- [STATED EXERCISE] Each line below should be retyped exactly, with no pictures.
## START ENTRIES PROVIDED
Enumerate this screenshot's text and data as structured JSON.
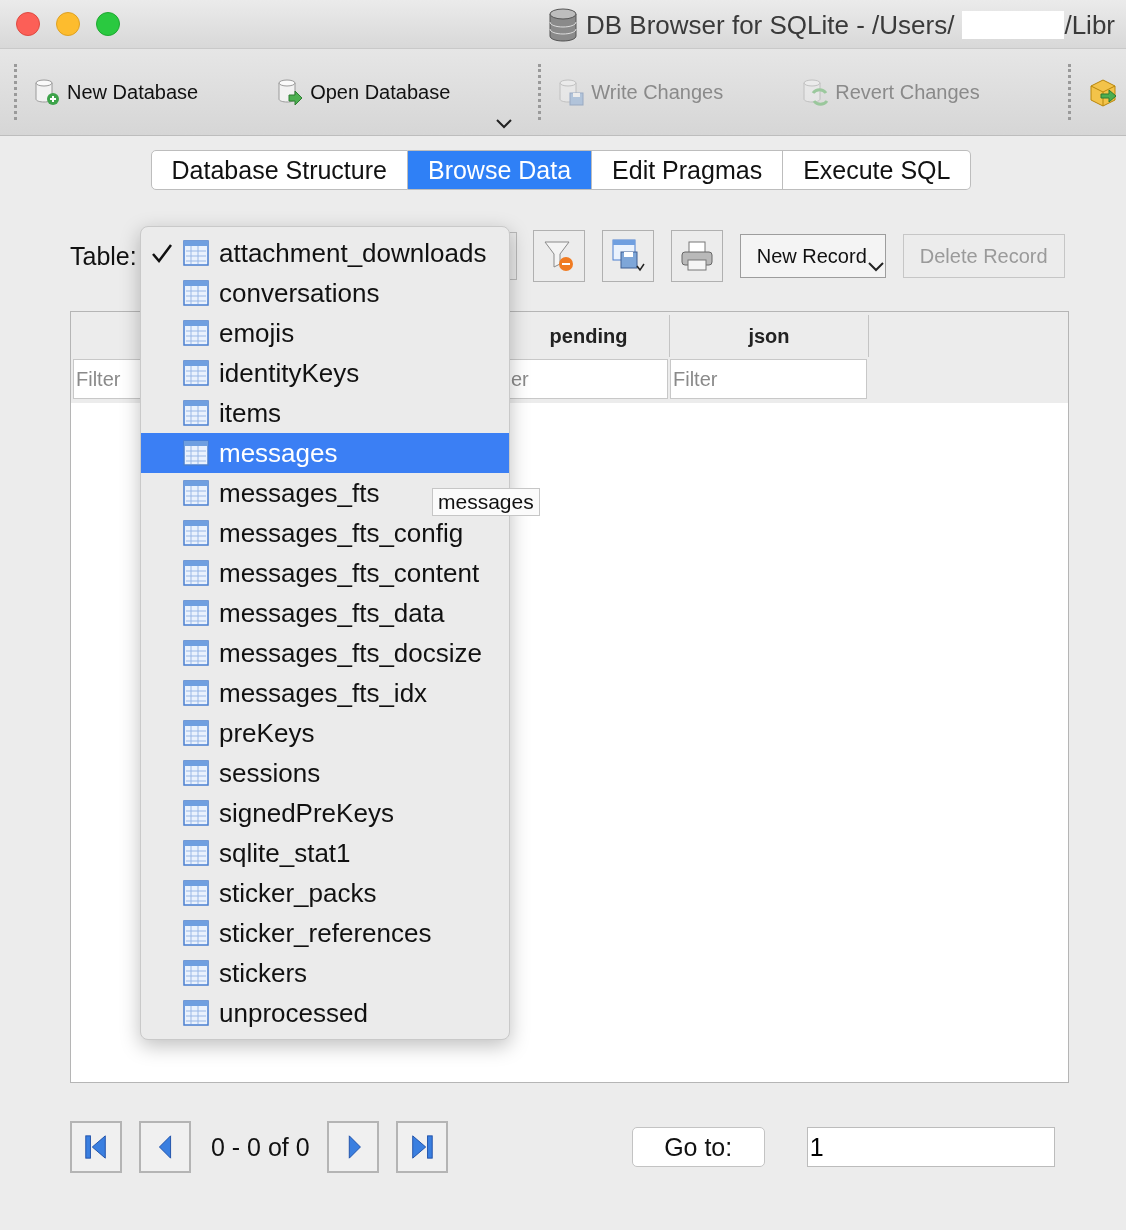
{
  "window": {
    "title_parts": [
      "DB Browser for SQLite - /Users/",
      "/Libr"
    ]
  },
  "toolbar": {
    "groups": [
      {
        "menu": true,
        "buttons": [
          {
            "kind": "new_db",
            "label": "New Database",
            "disabled": false
          },
          {
            "kind": "open_db",
            "label": "Open Database",
            "disabled": false
          }
        ]
      },
      {
        "buttons": [
          {
            "kind": "write",
            "label": "Write Changes",
            "disabled": true
          },
          {
            "kind": "revert",
            "label": "Revert Changes",
            "disabled": true
          }
        ]
      },
      {
        "buttons": [
          {
            "kind": "export"
          }
        ]
      }
    ]
  },
  "tabs": [
    {
      "label": "Database Structure",
      "selected": false
    },
    {
      "label": "Browse Data",
      "selected": true
    },
    {
      "label": "Edit Pragmas",
      "selected": false
    },
    {
      "label": "Execute SQL",
      "selected": false
    }
  ],
  "table_bar": {
    "label": "Table:",
    "tools": [
      {
        "kind": "clear_filter"
      },
      {
        "kind": "save"
      },
      {
        "kind": "print"
      }
    ],
    "buttons": [
      {
        "label": "New Record",
        "menu": true,
        "disabled": false
      },
      {
        "label": "Delete Record",
        "menu": false,
        "disabled": true
      }
    ]
  },
  "grid": {
    "columns": [
      {
        "placeholder": "Filter"
      },
      {
        "header": "pending",
        "placeholder": "er"
      },
      {
        "header": "json",
        "placeholder": "Filter"
      }
    ]
  },
  "table_menu": {
    "items": [
      {
        "label": "attachment_downloads",
        "checked": true,
        "selected": false
      },
      {
        "label": "conversations",
        "checked": false,
        "selected": false
      },
      {
        "label": "emojis",
        "checked": false,
        "selected": false
      },
      {
        "label": "identityKeys",
        "checked": false,
        "selected": false
      },
      {
        "label": "items",
        "checked": false,
        "selected": false
      },
      {
        "label": "messages",
        "checked": false,
        "selected": true
      },
      {
        "label": "messages_fts",
        "checked": false,
        "selected": false
      },
      {
        "label": "messages_fts_config",
        "checked": false,
        "selected": false
      },
      {
        "label": "messages_fts_content",
        "checked": false,
        "selected": false
      },
      {
        "label": "messages_fts_data",
        "checked": false,
        "selected": false
      },
      {
        "label": "messages_fts_docsize",
        "checked": false,
        "selected": false
      },
      {
        "label": "messages_fts_idx",
        "checked": false,
        "selected": false
      },
      {
        "label": "preKeys",
        "checked": false,
        "selected": false
      },
      {
        "label": "sessions",
        "checked": false,
        "selected": false
      },
      {
        "label": "signedPreKeys",
        "checked": false,
        "selected": false
      },
      {
        "label": "sqlite_stat1",
        "checked": false,
        "selected": false
      },
      {
        "label": "sticker_packs",
        "checked": false,
        "selected": false
      },
      {
        "label": "sticker_references",
        "checked": false,
        "selected": false
      },
      {
        "label": "stickers",
        "checked": false,
        "selected": false
      },
      {
        "label": "unprocessed",
        "checked": false,
        "selected": false
      }
    ]
  },
  "tooltip": {
    "text": "messages"
  },
  "pager": {
    "buttons": [
      {
        "kind": "first"
      },
      {
        "kind": "prev"
      },
      {
        "kind": "next"
      },
      {
        "kind": "last"
      }
    ],
    "range": "0 - 0 of 0",
    "goto_label": "Go to:",
    "goto_value": "1"
  }
}
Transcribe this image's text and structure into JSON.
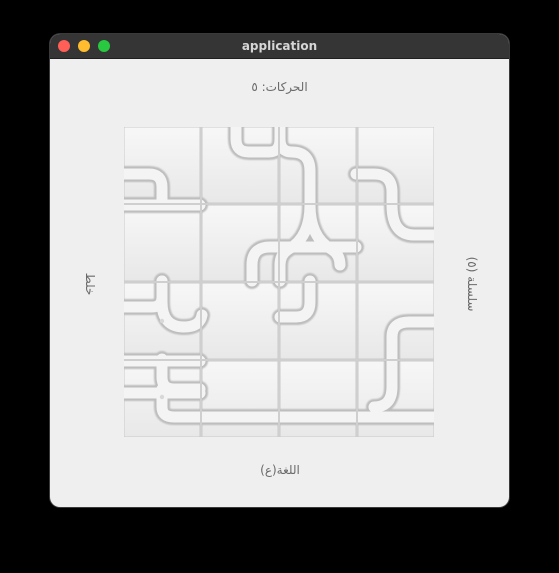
{
  "window": {
    "title": "application",
    "controls": [
      "close",
      "minimize",
      "zoom"
    ]
  },
  "header": {
    "moves_label": "الحركات: ٥"
  },
  "sidebar": {
    "left_label": "خلط",
    "right_label": "سلسلة (٥)"
  },
  "footer": {
    "language_button": "اللغة(ع)"
  },
  "board": {
    "grid_size": 4,
    "tile_color": "#f3f3f3",
    "groove_color": "#cfcfcf"
  }
}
## END ENTRIES PROVIDED
- [EXERCISE ANSWER]
Enumerate this screenshot's text and data as structured JSON.
{
  "window": {
    "title_parts": [
      "DB Browser for SQLite - /Users/",
      "/Libr"
    ]
  },
  "toolbar": {
    "groups": [
      {
        "menu": true,
        "buttons": [
          {
            "kind": "new_db",
            "label": "New Database",
            "disabled": false
          },
          {
            "kind": "open_db",
            "label": "Open Database",
            "disabled": false
          }
        ]
      },
      {
        "buttons": [
          {
            "kind": "write",
            "label": "Write Changes",
            "disabled": true
          },
          {
            "kind": "revert",
            "label": "Revert Changes",
            "disabled": true
          }
        ]
      },
      {
        "buttons": [
          {
            "kind": "export"
          }
        ]
      }
    ]
  },
  "tabs": [
    {
      "label": "Database Structure",
      "selected": false
    },
    {
      "label": "Browse Data",
      "selected": true
    },
    {
      "label": "Edit Pragmas",
      "selected": false
    },
    {
      "label": "Execute SQL",
      "selected": false
    }
  ],
  "table_bar": {
    "label": "Table:",
    "tools": [
      {
        "kind": "clear_filter"
      },
      {
        "kind": "save"
      },
      {
        "kind": "print"
      }
    ],
    "buttons": [
      {
        "label": "New Record",
        "menu": true,
        "disabled": false
      },
      {
        "label": "Delete Record",
        "menu": false,
        "disabled": true
      }
    ]
  },
  "grid": {
    "columns": [
      {
        "placeholder": "Filter"
      },
      {
        "header": "pending",
        "placeholder": "er"
      },
      {
        "header": "json",
        "placeholder": "Filter"
      }
    ]
  },
  "table_menu": {
    "items": [
      {
        "label": "attachment_downloads",
        "checked": true,
        "selected": false
      },
      {
        "label": "conversations",
        "checked": false,
        "selected": false
      },
      {
        "label": "emojis",
        "checked": false,
        "selected": false
      },
      {
        "label": "identityKeys",
        "checked": false,
        "selected": false
      },
      {
        "label": "items",
        "checked": false,
        "selected": false
      },
      {
        "label": "messages",
        "checked": false,
        "selected": true
      },
      {
        "label": "messages_fts",
        "checked": false,
        "selected": false
      },
      {
        "label": "messages_fts_config",
        "checked": false,
        "selected": false
      },
      {
        "label": "messages_fts_content",
        "checked": false,
        "selected": false
      },
      {
        "label": "messages_fts_data",
        "checked": false,
        "selected": false
      },
      {
        "label": "messages_fts_docsize",
        "checked": false,
        "selected": false
      },
      {
        "label": "messages_fts_idx",
        "checked": false,
        "selected": false
      },
      {
        "label": "preKeys",
        "checked": false,
        "selected": false
      },
      {
        "label": "sessions",
        "checked": false,
        "selected": false
      },
      {
        "label": "signedPreKeys",
        "checked": false,
        "selected": false
      },
      {
        "label": "sqlite_stat1",
        "checked": false,
        "selected": false
      },
      {
        "label": "sticker_packs",
        "checked": false,
        "selected": false
      },
      {
        "label": "sticker_references",
        "checked": false,
        "selected": false
      },
      {
        "label": "stickers",
        "checked": false,
        "selected": false
      },
      {
        "label": "unprocessed",
        "checked": false,
        "selected": false
      }
    ]
  },
  "tooltip": {
    "text": "messages"
  },
  "pager": {
    "buttons": [
      {
        "kind": "first"
      },
      {
        "kind": "prev"
      },
      {
        "kind": "next"
      },
      {
        "kind": "last"
      }
    ],
    "range": "0 - 0 of 0",
    "goto_label": "Go to:",
    "goto_value": "1"
  }
}
Transcribe this image's text and structure into JSON.
{
  "window": {
    "title": "application",
    "controls": [
      "close",
      "minimize",
      "zoom"
    ]
  },
  "header": {
    "moves_label": "الحركات: ٥"
  },
  "sidebar": {
    "left_label": "خلط",
    "right_label": "سلسلة (٥)"
  },
  "footer": {
    "language_button": "اللغة(ع)"
  },
  "board": {
    "grid_size": 4,
    "tile_color": "#f3f3f3",
    "groove_color": "#cfcfcf"
  }
}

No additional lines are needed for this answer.